■ YOUR INSTRUCTIONS
List all lines of the data that include the string "name".

■ RECORDS FOR THIS EXERCISE
━━━━━━━━━━━━━━━━━━━━
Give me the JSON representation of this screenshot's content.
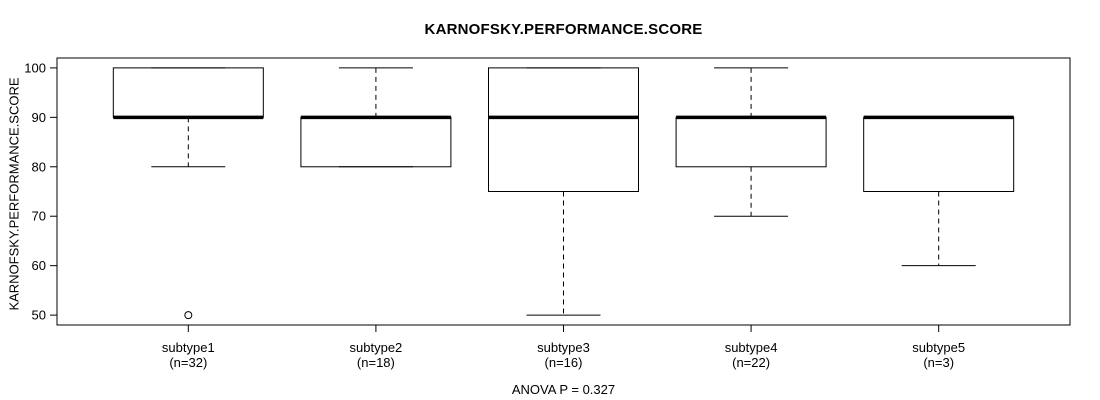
{
  "chart_data": {
    "type": "boxplot",
    "title": "KARNOFSKY.PERFORMANCE.SCORE",
    "ylabel": "KARNOFSKY.PERFORMANCE.SCORE",
    "xlabel": "",
    "annotation": "ANOVA P = 0.327",
    "yticks": [
      50,
      60,
      70,
      80,
      90,
      100
    ],
    "ylim": [
      48,
      102
    ],
    "grid": false,
    "legend": false,
    "categories": [
      "subtype1",
      "subtype2",
      "subtype3",
      "subtype4",
      "subtype5"
    ],
    "category_sublabels": [
      "(n=32)",
      "(n=18)",
      "(n=16)",
      "(n=22)",
      "(n=3)"
    ],
    "series": [
      {
        "name": "subtype1",
        "n": 32,
        "whisker_low": 80,
        "q1": 90,
        "median": 90,
        "q3": 100,
        "whisker_high": 100,
        "outliers": [
          50
        ]
      },
      {
        "name": "subtype2",
        "n": 18,
        "whisker_low": 80,
        "q1": 80,
        "median": 90,
        "q3": 90,
        "whisker_high": 100,
        "outliers": []
      },
      {
        "name": "subtype3",
        "n": 16,
        "whisker_low": 50,
        "q1": 75,
        "median": 90,
        "q3": 100,
        "whisker_high": 100,
        "outliers": []
      },
      {
        "name": "subtype4",
        "n": 22,
        "whisker_low": 70,
        "q1": 80,
        "median": 90,
        "q3": 90,
        "whisker_high": 100,
        "outliers": []
      },
      {
        "name": "subtype5",
        "n": 3,
        "whisker_low": 60,
        "q1": 75,
        "median": 90,
        "q3": 90,
        "whisker_high": 90,
        "outliers": []
      }
    ],
    "colors": {
      "line": "#000000",
      "box_fill": "#ffffff",
      "background": "#ffffff",
      "text": "#000000"
    }
  }
}
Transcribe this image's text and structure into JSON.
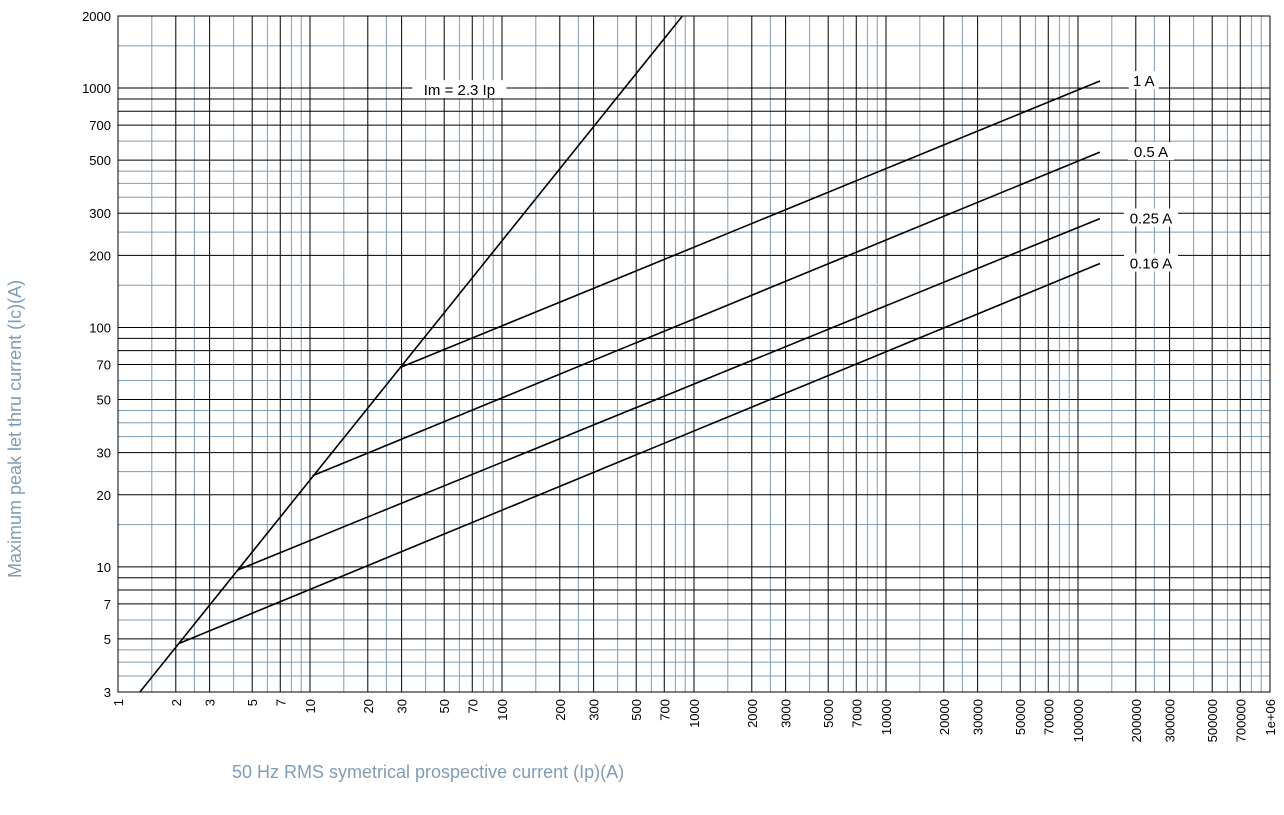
━━━━━━━━━━━━━━━━━━━━
■ SOLVED EXERCISE
        "name": "subtype1",
        "name": "subtype2",
        "name": "subtype3",
        "name": "subtype4",
        "name": "subtype5",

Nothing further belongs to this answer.